Written request >> Return the listing below word for word.

Data records:
/---
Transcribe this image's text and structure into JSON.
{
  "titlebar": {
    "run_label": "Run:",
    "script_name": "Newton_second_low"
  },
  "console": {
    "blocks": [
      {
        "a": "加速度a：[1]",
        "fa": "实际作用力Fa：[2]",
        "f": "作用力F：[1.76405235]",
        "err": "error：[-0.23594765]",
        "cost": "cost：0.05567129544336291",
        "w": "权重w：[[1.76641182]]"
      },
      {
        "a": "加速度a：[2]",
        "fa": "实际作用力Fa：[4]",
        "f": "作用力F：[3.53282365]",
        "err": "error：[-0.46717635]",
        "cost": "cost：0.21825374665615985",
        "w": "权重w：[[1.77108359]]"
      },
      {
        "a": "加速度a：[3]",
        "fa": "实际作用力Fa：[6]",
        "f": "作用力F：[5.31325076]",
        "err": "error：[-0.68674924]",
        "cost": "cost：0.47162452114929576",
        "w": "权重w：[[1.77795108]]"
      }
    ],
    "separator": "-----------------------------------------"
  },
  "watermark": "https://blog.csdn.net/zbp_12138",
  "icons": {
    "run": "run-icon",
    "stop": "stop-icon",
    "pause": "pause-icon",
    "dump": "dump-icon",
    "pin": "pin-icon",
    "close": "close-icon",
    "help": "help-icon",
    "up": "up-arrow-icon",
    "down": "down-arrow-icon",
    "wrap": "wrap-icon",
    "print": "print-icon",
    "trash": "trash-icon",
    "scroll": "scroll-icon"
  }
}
\---
Answer to the exercise >>
Transcribe this image's text and structure into JSON.
{
  "titlebar": {
    "run_label": "Run:",
    "script_name": "Newton_second_low"
  },
  "console": {
    "blocks": [
      {
        "a": "加速度a：[1]",
        "fa": "实际作用力Fa：[2]",
        "f": "作用力F：[1.76405235]",
        "err": "error：[-0.23594765]",
        "cost": "cost：0.05567129544336291",
        "w": "权重w：[[1.76641182]]"
      },
      {
        "a": "加速度a：[2]",
        "fa": "实际作用力Fa：[4]",
        "f": "作用力F：[3.53282365]",
        "err": "error：[-0.46717635]",
        "cost": "cost：0.21825374665615985",
        "w": "权重w：[[1.77108359]]"
      },
      {
        "a": "加速度a：[3]",
        "fa": "实际作用力Fa：[6]",
        "f": "作用力F：[5.31325076]",
        "err": "error：[-0.68674924]",
        "cost": "cost：0.47162452114929576",
        "w": "权重w：[[1.77795108]]"
      }
    ],
    "separator": "-----------------------------------------"
  },
  "watermark": "https://blog.csdn.net/zbp_12138",
  "icons": {
    "run": "run-icon",
    "stop": "stop-icon",
    "pause": "pause-icon",
    "dump": "dump-icon",
    "pin": "pin-icon",
    "close": "close-icon",
    "help": "help-icon",
    "up": "up-arrow-icon",
    "down": "down-arrow-icon",
    "wrap": "wrap-icon",
    "print": "print-icon",
    "trash": "trash-icon",
    "scroll": "scroll-icon"
  }
}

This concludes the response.